Material for this task:
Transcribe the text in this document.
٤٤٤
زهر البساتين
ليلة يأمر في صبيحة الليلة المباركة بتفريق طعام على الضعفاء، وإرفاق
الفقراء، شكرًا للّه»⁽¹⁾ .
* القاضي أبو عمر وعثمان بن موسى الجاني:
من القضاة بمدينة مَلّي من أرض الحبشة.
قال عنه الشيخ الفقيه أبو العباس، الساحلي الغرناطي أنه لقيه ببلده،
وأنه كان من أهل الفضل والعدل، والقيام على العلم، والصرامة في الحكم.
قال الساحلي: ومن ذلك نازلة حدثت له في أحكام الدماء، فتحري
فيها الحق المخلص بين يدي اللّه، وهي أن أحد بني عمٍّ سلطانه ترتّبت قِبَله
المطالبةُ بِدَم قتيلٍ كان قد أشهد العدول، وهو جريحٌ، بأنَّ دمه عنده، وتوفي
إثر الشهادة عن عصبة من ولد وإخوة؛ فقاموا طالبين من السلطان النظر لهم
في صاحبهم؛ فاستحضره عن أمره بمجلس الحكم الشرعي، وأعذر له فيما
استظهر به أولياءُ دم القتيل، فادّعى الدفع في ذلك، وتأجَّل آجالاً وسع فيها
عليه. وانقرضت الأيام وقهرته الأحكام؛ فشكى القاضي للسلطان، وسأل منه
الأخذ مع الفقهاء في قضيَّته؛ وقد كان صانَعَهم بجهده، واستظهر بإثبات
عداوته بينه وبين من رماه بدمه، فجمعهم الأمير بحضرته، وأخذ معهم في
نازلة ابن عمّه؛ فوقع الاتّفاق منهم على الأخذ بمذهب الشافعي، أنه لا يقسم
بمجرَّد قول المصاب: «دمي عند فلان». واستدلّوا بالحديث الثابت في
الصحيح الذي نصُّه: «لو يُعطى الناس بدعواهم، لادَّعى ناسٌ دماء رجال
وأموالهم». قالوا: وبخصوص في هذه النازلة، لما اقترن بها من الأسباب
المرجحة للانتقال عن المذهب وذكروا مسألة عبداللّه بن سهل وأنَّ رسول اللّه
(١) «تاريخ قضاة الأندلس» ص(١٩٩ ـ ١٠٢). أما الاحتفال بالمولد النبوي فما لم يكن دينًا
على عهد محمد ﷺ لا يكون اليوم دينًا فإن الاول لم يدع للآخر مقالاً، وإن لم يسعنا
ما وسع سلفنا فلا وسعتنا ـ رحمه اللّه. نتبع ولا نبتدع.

Short task:
Copy out the full material exactly as it appears.

Written response:
Transcribe the text in this document.
٤٤٤
زهر البساتين
ليلة يأمر في صبيحة الليلة المباركة بتفريق طعام على الضعفاء، وإرفاق
الفقراء، شكرًا للّه»⁽¹⁾ .
* القاضي أبو عمر وعثمان بن موسى الجاني:
من القضاة بمدينة مَلّي من أرض الحبشة.
قال عنه الشيخ الفقيه أبو العباس، الساحلي الغرناطي أنه لقيه ببلده،
وأنه كان من أهل الفضل والعدل، والقيام على العلم، والصرامة في الحكم.
قال الساحلي: ومن ذلك نازلة حدثت له في أحكام الدماء، فتحري
فيها الحق المخلص بين يدي اللّه، وهي أن أحد بني عمٍّ سلطانه ترتّبت قِبَله
المطالبةُ بِدَم قتيلٍ كان قد أشهد العدول، وهو جريحٌ، بأنَّ دمه عنده، وتوفي
إثر الشهادة عن عصبة من ولد وإخوة؛ فقاموا طالبين من السلطان النظر لهم
في صاحبهم؛ فاستحضره عن أمره بمجلس الحكم الشرعي، وأعذر له فيما
استظهر به أولياءُ دم القتيل، فادّعى الدفع في ذلك، وتأجَّل آجالاً وسع فيها
عليه. وانقرضت الأيام وقهرته الأحكام؛ فشكى القاضي للسلطان، وسأل منه
الأخذ مع الفقهاء في قضيَّته؛ وقد كان صانَعَهم بجهده، واستظهر بإثبات
عداوته بينه وبين من رماه بدمه، فجمعهم الأمير بحضرته، وأخذ معهم في
نازلة ابن عمّه؛ فوقع الاتّفاق منهم على الأخذ بمذهب الشافعي، أنه لا يقسم
بمجرَّد قول المصاب: «دمي عند فلان». واستدلّوا بالحديث الثابت في
الصحيح الذي نصُّه: «لو يُعطى الناس بدعواهم، لادَّعى ناسٌ دماء رجال
وأموالهم». قالوا: وبخصوص في هذه النازلة، لما اقترن بها من الأسباب
المرجحة للانتقال عن المذهب وذكروا مسألة عبداللّه بن سهل وأنَّ رسول اللّه
(١) «تاريخ قضاة الأندلس» ص(١٩٩ ـ ١٠٢). أما الاحتفال بالمولد النبوي فما لم يكن دينًا
على عهد محمد ﷺ لا يكون اليوم دينًا فإن الاول لم يدع للآخر مقالاً، وإن لم يسعنا
ما وسع سلفنا فلا وسعتنا ـ رحمه اللّه. نتبع ولا نبتدع.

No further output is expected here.